• [GIVEN INSTRUCTION]
Each line that holds the string "from" counts once; say how many such lines there are and add nothing.
Begin MATERIAL FOR THIS EXERCISE
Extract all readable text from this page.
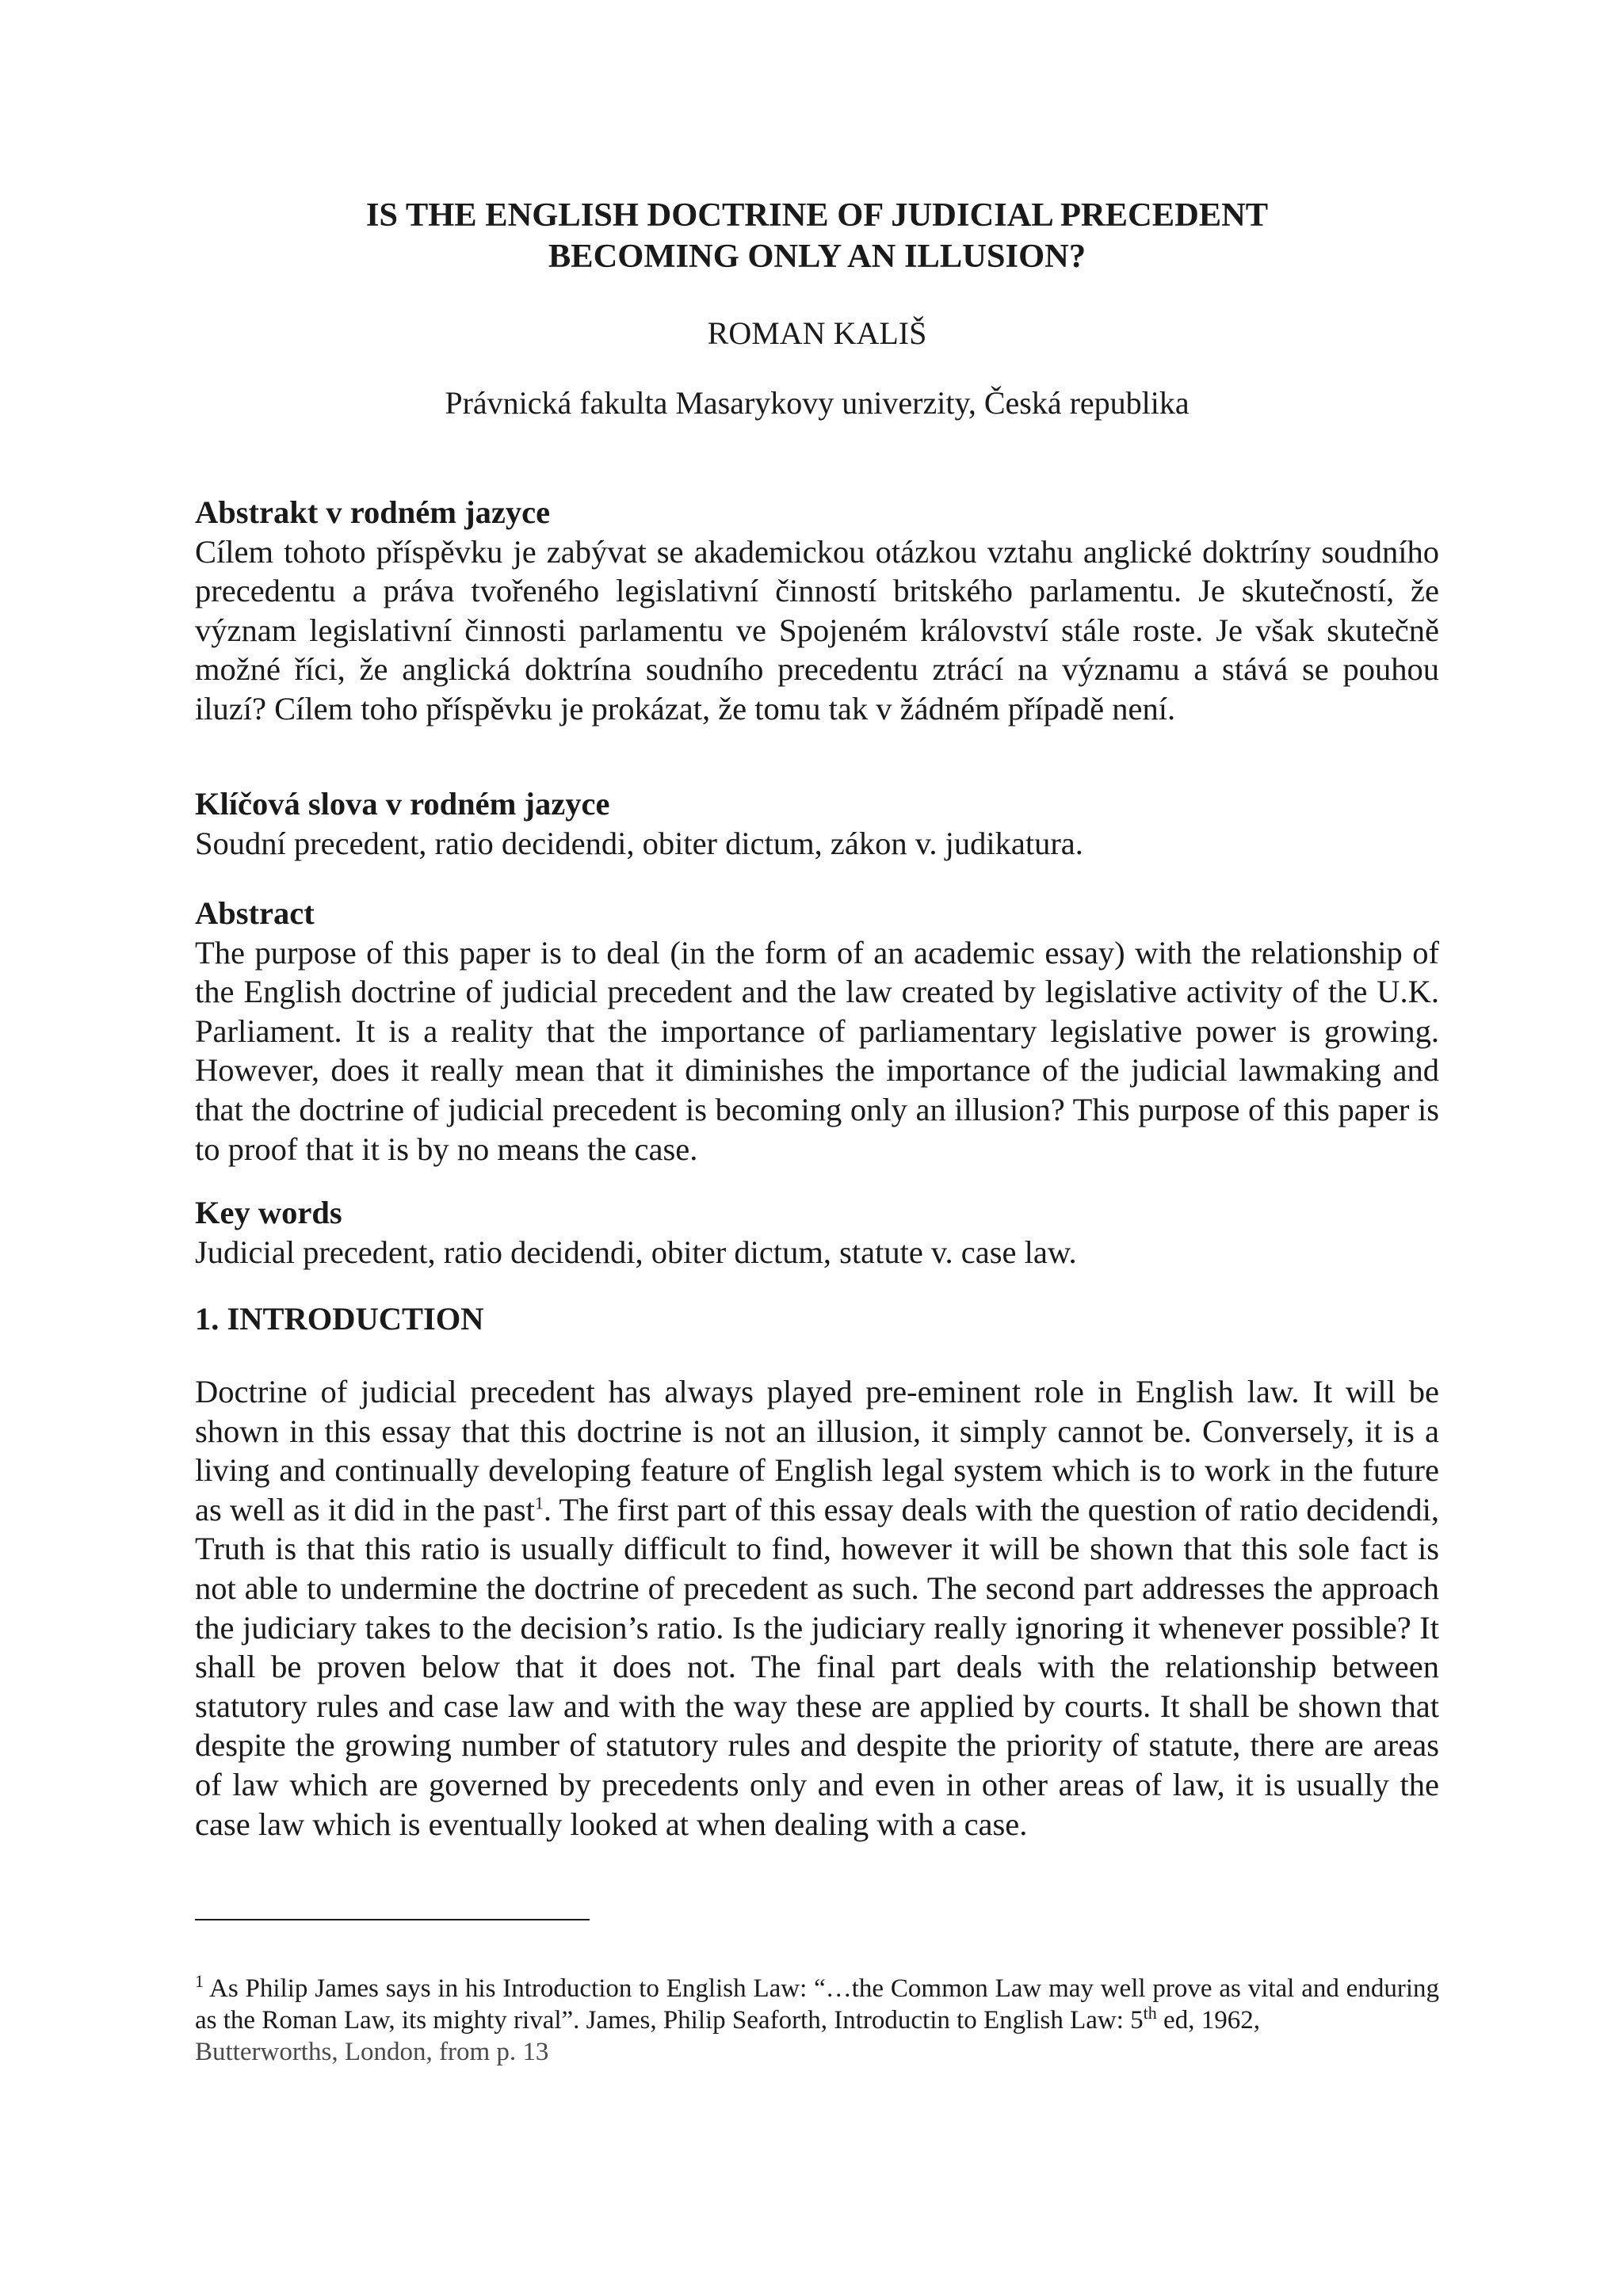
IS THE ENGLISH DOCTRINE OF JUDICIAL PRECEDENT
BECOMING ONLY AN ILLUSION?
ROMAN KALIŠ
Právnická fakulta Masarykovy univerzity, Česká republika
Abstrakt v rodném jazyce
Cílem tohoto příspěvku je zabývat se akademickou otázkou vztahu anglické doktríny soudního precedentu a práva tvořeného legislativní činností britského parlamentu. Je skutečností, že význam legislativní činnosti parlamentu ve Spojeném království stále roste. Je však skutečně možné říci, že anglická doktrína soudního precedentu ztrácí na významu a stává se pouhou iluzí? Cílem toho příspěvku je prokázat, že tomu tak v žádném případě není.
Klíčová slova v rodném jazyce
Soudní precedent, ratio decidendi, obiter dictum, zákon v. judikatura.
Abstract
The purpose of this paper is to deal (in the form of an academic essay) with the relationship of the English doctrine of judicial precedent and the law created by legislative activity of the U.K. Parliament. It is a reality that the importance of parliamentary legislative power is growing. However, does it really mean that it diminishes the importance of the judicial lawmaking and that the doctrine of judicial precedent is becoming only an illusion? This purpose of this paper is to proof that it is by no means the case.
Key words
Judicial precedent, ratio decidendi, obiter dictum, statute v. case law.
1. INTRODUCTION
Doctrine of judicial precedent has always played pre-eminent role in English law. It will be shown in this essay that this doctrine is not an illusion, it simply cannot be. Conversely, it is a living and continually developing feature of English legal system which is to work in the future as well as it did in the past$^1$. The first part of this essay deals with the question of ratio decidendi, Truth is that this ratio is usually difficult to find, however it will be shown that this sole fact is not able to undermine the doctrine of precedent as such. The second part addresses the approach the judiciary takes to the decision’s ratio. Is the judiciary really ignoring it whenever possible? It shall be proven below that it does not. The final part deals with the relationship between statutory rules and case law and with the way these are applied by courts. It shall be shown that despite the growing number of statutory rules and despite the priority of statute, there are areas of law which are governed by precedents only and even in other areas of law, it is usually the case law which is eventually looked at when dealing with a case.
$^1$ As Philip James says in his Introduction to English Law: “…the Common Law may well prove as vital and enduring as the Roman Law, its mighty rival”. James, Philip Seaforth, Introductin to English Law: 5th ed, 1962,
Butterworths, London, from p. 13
End MATERIAL FOR THIS EXERCISE
Begin MATERIAL FOR THIS EXERCISE
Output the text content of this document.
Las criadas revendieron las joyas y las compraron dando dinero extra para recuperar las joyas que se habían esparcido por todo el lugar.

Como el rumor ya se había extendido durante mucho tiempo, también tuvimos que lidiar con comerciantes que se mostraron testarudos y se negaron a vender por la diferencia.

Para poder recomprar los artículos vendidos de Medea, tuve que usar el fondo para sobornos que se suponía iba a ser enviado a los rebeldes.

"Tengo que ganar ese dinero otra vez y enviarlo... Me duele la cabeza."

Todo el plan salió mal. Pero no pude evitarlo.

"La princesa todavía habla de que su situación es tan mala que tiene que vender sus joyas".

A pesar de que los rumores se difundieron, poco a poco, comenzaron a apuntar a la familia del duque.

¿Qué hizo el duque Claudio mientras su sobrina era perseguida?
End MATERIAL FOR THIS EXERCISE
Begin MATERIAL FOR THIS EXERCISE
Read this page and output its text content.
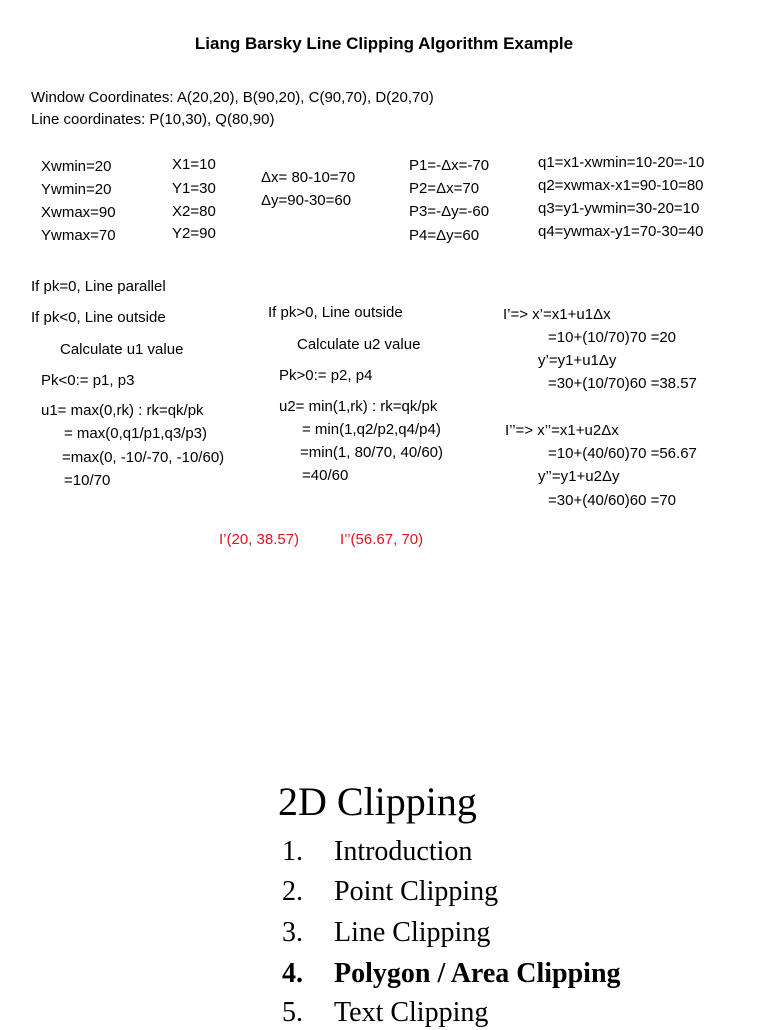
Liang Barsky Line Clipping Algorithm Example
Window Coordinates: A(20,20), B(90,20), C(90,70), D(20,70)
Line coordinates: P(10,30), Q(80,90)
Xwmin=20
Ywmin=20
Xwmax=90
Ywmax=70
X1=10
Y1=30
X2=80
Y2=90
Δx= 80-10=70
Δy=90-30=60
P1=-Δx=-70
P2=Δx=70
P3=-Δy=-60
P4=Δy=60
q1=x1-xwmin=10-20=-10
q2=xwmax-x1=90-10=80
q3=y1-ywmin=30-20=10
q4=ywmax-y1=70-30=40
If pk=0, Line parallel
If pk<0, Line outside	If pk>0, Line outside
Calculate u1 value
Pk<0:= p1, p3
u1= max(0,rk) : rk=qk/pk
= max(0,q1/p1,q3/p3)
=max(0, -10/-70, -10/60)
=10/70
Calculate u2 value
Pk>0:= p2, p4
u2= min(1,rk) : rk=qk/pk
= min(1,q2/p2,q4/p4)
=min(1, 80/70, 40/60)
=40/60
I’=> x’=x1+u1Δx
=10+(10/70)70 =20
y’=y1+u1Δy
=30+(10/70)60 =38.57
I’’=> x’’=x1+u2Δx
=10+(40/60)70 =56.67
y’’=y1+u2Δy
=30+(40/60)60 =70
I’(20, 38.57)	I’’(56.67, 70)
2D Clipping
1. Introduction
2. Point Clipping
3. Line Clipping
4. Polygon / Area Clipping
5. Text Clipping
End MATERIAL FOR THIS EXERCISE
• [REPLY TO THE EXERCISE]
2